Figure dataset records
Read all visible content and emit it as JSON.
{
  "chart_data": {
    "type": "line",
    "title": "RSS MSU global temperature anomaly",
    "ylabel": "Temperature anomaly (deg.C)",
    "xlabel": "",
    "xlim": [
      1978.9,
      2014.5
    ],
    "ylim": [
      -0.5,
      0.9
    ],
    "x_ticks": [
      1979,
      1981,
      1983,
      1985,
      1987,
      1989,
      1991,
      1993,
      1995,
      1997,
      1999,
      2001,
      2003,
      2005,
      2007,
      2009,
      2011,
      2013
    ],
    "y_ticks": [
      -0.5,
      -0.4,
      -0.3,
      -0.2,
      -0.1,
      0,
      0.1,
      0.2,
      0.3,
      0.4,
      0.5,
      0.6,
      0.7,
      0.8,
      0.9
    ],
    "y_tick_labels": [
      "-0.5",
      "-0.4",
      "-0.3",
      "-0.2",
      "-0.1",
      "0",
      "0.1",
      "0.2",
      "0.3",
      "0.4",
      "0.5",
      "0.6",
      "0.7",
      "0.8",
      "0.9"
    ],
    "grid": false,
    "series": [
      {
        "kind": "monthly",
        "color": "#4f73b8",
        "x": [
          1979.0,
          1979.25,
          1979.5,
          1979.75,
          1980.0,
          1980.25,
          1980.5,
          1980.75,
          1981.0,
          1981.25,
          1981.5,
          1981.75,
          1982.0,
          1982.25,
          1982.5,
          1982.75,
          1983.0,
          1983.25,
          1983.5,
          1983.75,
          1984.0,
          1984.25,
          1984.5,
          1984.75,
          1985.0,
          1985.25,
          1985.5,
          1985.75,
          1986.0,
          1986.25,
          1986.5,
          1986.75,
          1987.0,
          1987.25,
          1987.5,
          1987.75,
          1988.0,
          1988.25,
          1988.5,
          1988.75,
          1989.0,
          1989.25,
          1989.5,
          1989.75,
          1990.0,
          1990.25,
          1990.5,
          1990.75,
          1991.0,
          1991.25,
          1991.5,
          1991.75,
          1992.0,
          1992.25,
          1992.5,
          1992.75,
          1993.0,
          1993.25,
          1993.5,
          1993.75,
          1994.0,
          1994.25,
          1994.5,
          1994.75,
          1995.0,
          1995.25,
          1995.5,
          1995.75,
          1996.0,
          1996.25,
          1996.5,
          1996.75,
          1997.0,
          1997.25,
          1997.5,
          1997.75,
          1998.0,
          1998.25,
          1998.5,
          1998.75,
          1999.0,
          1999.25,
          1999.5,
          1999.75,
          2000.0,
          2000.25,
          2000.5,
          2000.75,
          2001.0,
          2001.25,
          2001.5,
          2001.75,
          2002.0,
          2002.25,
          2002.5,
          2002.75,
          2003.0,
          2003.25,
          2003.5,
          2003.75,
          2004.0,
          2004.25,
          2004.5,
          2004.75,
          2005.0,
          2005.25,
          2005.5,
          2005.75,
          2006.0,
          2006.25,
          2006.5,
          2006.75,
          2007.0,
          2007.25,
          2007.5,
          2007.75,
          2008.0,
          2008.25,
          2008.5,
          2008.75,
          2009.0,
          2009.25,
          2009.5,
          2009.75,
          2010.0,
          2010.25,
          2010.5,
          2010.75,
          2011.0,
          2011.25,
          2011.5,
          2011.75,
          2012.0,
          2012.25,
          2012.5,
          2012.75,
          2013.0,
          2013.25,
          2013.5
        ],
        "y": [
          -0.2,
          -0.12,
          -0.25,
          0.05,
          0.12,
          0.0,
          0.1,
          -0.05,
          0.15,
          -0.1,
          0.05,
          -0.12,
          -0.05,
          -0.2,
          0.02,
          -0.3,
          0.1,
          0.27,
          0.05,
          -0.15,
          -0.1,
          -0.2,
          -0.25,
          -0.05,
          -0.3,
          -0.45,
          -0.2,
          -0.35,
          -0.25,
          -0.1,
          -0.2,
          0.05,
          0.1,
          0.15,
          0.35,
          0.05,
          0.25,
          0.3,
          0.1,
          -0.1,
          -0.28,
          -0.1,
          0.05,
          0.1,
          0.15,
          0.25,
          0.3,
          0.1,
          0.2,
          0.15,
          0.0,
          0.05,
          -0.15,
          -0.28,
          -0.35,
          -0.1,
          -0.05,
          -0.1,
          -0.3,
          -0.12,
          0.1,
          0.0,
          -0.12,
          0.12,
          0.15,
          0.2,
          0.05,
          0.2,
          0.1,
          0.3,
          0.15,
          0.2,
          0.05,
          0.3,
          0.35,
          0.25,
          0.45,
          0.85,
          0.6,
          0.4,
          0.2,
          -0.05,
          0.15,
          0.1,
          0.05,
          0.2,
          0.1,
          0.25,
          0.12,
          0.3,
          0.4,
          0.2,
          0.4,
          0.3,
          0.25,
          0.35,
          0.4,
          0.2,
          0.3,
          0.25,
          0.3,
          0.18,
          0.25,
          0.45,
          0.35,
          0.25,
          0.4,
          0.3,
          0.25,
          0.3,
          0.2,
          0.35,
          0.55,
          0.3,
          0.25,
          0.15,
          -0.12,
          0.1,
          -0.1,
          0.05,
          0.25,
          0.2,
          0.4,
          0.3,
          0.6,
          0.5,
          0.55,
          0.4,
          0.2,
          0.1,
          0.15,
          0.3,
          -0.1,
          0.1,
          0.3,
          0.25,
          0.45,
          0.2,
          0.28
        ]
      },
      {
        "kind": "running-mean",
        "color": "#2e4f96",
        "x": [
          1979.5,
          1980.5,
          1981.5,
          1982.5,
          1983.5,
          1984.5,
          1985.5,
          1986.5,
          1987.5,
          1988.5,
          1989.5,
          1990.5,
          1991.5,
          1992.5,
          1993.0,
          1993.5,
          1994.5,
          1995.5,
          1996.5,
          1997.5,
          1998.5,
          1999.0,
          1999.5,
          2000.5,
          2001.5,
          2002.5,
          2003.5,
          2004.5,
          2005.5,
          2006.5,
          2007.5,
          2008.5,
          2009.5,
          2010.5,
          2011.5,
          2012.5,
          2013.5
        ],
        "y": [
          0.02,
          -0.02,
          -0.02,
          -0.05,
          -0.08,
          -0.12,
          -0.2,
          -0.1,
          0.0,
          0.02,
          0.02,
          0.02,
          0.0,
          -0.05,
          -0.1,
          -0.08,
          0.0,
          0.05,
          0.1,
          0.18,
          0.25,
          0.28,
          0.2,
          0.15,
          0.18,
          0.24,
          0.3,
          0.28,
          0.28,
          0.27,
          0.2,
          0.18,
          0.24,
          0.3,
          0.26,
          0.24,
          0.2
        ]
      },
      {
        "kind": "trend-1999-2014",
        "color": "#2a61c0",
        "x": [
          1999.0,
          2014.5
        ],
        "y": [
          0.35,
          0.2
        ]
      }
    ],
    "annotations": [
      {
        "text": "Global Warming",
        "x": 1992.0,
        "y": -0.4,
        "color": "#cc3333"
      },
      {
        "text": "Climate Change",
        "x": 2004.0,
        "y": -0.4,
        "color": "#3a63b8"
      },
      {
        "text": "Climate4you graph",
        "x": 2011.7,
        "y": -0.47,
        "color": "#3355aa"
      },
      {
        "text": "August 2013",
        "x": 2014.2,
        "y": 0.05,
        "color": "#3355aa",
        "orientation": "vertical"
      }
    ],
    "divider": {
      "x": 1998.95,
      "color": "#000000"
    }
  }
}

What you should do
Exactly how many lines of the material contain the word "text"? Write the number alone.

Answer to the task
4